Repeat the listing word for word. No pictures belong in the copy.

____

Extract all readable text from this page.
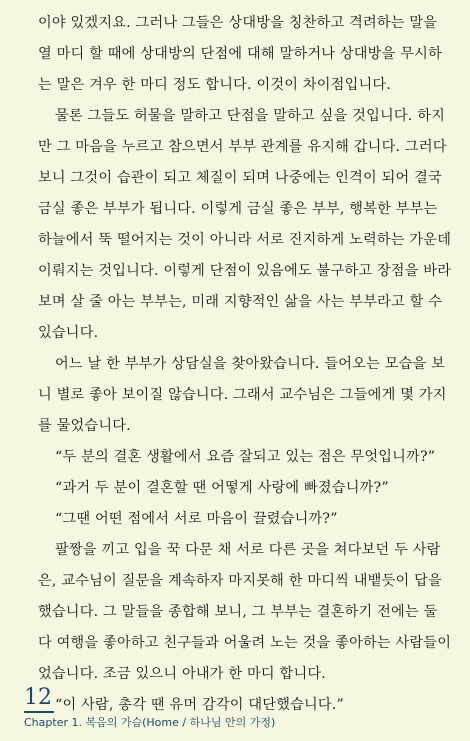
이야 있겠지요. 그러나 그들은 상대방을 칭찬하고 격려하는 말을
열 마디 할 때에 상대방의 단점에 대해 말하거나 상대방을 무시하
는 말은 겨우 한 마디 정도 합니다. 이것이 차이점입니다.
물론 그들도 허물을 말하고 단점을 말하고 싶을 것입니다. 하지
만 그 마음을 누르고 참으면서 부부 관계를 유지해 갑니다. 그러다
보니 그것이 습관이 되고 체질이 되며 나중에는 인격이 되어 결국
금실 좋은 부부가 됩니다. 이렇게 금실 좋은 부부, 행복한 부부는
하늘에서 뚝 떨어지는 것이 아니라 서로 진지하게 노력하는 가운데
이뤄지는 것입니다. 이렇게 단점이 있음에도 불구하고 장점을 바라
보며 살 줄 아는 부부는, 미래 지향적인 삶을 사는 부부라고 할 수
있습니다.
어느 날 한 부부가 상담실을 찾아왔습니다. 들어오는 모습을 보
니 별로 좋아 보이질 않습니다. 그래서 교수님은 그들에게 몇 가지
를 물었습니다.
“두 분의 결혼 생활에서 요즘 잘되고 있는 점은 무엇입니까?”
“과거 두 분이 결혼할 땐 어떻게 사랑에 빠졌습니까?”
“그땐 어떤 점에서 서로 마음이 끌렸습니까?”
팔짱을 끼고 입을 꾹 다문 채 서로 다른 곳을 쳐다보던 두 사람
은, 교수님이 질문을 계속하자 마지못해 한 마디씩 내뱉듯이 답을
했습니다. 그 말들을 종합해 보니, 그 부부는 결혼하기 전에는 둘
다 여행을 좋아하고 친구들과 어울려 노는 것을 좋아하는 사람들이
었습니다. 조금 있으니 아내가 한 마디 합니다.
“이 사람, 총각 땐 유머 감각이 대단했습니다.”
12
Chapter 1. 복음의 가슴(Home / 하나님 안의 가정)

____

COMPLETE OUTPUT:
Extract all readable text from this page.
이야 있겠지요. 그러나 그들은 상대방을 칭찬하고 격려하는 말을
열 마디 할 때에 상대방의 단점에 대해 말하거나 상대방을 무시하
는 말은 겨우 한 마디 정도 합니다. 이것이 차이점입니다.
물론 그들도 허물을 말하고 단점을 말하고 싶을 것입니다. 하지
만 그 마음을 누르고 참으면서 부부 관계를 유지해 갑니다. 그러다
보니 그것이 습관이 되고 체질이 되며 나중에는 인격이 되어 결국
금실 좋은 부부가 됩니다. 이렇게 금실 좋은 부부, 행복한 부부는
하늘에서 뚝 떨어지는 것이 아니라 서로 진지하게 노력하는 가운데
이뤄지는 것입니다. 이렇게 단점이 있음에도 불구하고 장점을 바라
보며 살 줄 아는 부부는, 미래 지향적인 삶을 사는 부부라고 할 수
있습니다.
어느 날 한 부부가 상담실을 찾아왔습니다. 들어오는 모습을 보
니 별로 좋아 보이질 않습니다. 그래서 교수님은 그들에게 몇 가지
를 물었습니다.
“두 분의 결혼 생활에서 요즘 잘되고 있는 점은 무엇입니까?”
“과거 두 분이 결혼할 땐 어떻게 사랑에 빠졌습니까?”
“그땐 어떤 점에서 서로 마음이 끌렸습니까?”
팔짱을 끼고 입을 꾹 다문 채 서로 다른 곳을 쳐다보던 두 사람
은, 교수님이 질문을 계속하자 마지못해 한 마디씩 내뱉듯이 답을
했습니다. 그 말들을 종합해 보니, 그 부부는 결혼하기 전에는 둘
다 여행을 좋아하고 친구들과 어울려 노는 것을 좋아하는 사람들이
었습니다. 조금 있으니 아내가 한 마디 합니다.
“이 사람, 총각 땐 유머 감각이 대단했습니다.”
12
Chapter 1. 복음의 가슴(Home / 하나님 안의 가정)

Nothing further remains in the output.